--- Start DATASET EXCERPTS ---

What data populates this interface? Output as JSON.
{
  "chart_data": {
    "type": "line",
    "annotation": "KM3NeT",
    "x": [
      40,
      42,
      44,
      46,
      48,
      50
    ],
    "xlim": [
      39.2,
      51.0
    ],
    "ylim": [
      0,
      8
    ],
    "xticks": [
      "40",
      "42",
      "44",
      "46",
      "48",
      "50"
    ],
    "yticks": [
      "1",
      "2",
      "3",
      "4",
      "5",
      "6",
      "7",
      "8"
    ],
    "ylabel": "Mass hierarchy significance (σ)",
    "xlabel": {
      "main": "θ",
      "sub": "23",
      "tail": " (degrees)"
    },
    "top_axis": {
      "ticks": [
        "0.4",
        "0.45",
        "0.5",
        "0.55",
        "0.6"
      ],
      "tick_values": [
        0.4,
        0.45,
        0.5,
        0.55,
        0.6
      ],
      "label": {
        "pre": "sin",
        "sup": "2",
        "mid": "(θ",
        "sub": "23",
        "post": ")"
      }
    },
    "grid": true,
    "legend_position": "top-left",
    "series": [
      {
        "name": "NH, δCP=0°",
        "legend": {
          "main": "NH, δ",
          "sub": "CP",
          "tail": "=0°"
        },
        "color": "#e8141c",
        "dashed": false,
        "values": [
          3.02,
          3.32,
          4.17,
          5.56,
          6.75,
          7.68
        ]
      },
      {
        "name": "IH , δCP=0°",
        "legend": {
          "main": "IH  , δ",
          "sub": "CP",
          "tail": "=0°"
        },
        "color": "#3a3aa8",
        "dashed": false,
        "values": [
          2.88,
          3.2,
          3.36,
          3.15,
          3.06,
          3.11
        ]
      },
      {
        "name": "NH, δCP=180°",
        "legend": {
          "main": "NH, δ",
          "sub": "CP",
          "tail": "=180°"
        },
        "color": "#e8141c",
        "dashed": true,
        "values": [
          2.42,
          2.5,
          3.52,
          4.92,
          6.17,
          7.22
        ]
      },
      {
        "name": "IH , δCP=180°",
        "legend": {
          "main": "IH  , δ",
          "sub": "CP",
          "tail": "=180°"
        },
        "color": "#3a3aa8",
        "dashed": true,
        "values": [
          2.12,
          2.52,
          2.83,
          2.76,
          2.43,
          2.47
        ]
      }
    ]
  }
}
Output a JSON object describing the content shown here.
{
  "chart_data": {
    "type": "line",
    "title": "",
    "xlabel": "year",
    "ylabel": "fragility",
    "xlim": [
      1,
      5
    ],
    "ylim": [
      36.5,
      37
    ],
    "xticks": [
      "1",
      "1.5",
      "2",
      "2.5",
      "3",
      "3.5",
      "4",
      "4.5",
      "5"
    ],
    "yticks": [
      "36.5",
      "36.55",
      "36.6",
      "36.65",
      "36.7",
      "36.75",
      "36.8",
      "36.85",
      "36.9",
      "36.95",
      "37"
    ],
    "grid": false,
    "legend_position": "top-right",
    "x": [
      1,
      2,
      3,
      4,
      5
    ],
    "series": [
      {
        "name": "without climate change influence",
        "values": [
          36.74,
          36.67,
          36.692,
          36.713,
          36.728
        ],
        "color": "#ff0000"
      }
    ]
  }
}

--- End DATASET EXCERPTS ---

REQUIRED WORK
Gather each line in these records that contains the string "Output".

WRITTEN ANSWER
What data populates this interface? Output as JSON.
Output a JSON object describing the content shown here.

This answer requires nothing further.